▸ Given exercise
Each line below either holds the string "предоставления" or doesn't. Count those that do and give only the number.

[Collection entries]
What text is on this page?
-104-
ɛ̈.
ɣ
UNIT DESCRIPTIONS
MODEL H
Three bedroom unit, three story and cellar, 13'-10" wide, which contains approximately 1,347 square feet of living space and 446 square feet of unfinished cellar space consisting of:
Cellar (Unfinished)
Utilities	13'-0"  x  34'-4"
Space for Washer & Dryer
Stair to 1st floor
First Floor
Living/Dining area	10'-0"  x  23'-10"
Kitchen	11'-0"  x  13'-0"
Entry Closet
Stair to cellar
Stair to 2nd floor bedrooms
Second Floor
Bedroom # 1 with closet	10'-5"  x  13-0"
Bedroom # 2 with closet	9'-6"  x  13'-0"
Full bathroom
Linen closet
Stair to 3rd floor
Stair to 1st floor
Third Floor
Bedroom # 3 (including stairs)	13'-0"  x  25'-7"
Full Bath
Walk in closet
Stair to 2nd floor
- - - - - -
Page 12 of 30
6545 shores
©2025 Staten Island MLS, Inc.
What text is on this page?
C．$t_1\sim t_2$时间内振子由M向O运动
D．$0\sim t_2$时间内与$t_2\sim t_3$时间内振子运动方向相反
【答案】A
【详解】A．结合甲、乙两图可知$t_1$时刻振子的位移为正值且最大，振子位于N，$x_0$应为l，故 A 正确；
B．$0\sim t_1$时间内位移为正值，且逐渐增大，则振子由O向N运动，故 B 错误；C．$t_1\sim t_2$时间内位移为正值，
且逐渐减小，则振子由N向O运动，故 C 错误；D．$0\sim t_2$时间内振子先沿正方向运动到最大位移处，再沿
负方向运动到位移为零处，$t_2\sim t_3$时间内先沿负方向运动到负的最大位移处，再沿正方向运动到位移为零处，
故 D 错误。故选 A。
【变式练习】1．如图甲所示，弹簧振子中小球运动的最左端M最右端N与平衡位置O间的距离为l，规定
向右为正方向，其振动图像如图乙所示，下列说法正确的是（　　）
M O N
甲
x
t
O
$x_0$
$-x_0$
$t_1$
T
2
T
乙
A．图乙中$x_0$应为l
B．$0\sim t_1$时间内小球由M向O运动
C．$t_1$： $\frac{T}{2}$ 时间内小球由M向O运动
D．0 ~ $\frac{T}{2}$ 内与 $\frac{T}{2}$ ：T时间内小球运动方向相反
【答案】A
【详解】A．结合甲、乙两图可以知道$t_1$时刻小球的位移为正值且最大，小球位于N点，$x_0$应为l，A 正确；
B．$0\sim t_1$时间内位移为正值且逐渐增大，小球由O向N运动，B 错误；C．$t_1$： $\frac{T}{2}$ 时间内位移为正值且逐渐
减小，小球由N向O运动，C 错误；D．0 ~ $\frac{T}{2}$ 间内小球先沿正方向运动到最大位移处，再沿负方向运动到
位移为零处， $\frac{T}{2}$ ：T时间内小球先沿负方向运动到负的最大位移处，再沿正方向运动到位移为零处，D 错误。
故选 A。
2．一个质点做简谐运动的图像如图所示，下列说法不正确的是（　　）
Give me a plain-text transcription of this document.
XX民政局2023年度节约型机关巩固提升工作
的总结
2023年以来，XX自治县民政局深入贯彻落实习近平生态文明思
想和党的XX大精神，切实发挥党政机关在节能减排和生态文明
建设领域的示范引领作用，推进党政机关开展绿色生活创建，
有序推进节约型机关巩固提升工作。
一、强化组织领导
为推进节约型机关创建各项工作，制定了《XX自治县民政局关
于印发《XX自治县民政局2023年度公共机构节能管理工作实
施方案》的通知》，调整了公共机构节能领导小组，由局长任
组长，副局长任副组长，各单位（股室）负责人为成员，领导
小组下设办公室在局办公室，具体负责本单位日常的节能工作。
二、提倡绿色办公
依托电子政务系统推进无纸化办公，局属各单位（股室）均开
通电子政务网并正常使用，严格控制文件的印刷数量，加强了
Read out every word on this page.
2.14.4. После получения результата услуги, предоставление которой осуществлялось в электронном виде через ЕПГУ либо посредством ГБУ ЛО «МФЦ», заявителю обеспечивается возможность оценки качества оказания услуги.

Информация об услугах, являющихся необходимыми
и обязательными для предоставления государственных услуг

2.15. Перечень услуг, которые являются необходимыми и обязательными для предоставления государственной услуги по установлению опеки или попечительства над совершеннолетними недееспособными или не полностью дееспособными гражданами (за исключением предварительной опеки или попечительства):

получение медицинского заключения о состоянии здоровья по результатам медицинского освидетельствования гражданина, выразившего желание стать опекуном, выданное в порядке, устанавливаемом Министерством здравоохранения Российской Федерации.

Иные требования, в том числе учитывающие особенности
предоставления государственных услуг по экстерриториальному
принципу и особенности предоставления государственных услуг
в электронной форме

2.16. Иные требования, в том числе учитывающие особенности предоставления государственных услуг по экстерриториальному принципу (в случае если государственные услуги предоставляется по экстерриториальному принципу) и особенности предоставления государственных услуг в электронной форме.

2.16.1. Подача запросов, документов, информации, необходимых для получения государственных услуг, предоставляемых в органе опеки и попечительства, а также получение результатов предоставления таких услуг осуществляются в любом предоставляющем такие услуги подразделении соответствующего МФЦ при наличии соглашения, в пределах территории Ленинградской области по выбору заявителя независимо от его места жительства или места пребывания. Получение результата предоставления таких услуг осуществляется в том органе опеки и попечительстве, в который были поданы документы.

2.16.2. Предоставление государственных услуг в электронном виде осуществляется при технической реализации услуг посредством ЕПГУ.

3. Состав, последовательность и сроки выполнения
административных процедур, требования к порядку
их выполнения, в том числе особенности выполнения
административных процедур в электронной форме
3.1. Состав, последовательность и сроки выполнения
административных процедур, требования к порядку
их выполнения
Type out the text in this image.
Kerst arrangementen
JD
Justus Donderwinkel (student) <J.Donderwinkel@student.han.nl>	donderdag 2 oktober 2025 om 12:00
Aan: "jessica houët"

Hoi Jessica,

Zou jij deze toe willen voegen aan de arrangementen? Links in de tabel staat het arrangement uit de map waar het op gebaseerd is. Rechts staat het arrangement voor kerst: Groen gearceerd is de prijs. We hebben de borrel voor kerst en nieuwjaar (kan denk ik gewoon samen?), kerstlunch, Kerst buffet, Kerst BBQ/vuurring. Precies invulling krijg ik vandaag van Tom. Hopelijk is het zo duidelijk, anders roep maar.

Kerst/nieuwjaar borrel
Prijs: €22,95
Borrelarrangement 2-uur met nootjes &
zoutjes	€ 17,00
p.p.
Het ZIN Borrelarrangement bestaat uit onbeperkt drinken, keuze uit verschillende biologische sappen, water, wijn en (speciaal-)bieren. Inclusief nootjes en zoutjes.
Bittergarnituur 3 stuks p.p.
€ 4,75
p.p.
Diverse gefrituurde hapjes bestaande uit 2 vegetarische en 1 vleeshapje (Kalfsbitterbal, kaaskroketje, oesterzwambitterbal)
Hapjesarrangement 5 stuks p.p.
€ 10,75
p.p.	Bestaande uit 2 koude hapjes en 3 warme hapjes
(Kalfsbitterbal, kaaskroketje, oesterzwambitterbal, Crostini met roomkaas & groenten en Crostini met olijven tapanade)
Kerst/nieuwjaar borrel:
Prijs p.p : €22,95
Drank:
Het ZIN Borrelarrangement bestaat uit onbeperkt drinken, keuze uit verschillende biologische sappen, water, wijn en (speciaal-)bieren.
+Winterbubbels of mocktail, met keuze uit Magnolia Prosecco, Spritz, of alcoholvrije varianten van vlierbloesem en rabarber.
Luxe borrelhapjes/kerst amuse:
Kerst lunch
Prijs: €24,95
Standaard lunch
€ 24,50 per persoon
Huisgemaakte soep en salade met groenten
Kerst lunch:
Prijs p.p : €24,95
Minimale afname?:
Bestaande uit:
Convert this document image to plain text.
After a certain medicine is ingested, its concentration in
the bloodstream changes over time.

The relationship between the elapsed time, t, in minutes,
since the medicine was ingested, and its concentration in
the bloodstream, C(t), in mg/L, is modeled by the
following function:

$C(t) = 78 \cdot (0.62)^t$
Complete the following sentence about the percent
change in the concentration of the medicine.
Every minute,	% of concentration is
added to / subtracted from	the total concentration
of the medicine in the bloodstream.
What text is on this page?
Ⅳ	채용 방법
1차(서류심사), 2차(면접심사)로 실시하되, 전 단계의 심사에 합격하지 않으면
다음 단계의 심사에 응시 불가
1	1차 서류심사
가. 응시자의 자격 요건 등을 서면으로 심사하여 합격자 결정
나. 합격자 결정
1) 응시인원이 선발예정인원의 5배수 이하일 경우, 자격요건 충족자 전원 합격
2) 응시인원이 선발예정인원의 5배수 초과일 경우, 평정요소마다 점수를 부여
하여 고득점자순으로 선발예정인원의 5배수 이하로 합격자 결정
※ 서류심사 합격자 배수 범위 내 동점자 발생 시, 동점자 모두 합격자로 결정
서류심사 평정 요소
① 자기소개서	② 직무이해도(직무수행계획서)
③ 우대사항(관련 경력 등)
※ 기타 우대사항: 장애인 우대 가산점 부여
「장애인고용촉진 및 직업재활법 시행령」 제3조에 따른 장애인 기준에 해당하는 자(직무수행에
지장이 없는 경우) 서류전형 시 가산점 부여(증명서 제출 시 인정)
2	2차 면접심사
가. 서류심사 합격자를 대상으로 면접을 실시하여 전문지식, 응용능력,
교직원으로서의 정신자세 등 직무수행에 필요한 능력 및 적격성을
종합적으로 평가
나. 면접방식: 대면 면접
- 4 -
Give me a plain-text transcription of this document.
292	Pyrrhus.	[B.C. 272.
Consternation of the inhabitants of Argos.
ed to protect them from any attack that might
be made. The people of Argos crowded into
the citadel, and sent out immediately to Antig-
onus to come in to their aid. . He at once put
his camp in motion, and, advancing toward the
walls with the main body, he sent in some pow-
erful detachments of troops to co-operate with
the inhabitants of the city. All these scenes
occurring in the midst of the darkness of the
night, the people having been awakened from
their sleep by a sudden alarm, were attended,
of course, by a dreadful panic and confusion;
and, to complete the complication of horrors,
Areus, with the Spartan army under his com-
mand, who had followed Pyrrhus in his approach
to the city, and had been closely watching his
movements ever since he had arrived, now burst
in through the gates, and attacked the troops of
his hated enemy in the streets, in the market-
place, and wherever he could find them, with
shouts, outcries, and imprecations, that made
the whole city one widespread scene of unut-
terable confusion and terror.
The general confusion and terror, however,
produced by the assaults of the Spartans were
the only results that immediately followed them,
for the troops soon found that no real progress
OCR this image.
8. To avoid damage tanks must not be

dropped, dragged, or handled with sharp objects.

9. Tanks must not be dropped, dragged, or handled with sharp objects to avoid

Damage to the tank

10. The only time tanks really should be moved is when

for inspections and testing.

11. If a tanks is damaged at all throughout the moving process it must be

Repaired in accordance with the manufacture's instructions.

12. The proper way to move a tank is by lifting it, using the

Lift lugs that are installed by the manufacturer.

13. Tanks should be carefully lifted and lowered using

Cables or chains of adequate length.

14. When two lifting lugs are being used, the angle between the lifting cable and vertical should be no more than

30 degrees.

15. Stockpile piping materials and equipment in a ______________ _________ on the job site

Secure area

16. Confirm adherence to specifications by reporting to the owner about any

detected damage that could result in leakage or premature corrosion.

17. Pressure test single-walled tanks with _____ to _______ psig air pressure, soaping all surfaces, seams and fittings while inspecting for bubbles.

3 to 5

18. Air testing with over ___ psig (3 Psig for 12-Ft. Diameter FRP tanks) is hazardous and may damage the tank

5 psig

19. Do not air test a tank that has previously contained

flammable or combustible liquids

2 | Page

▸ Solution for this problem
6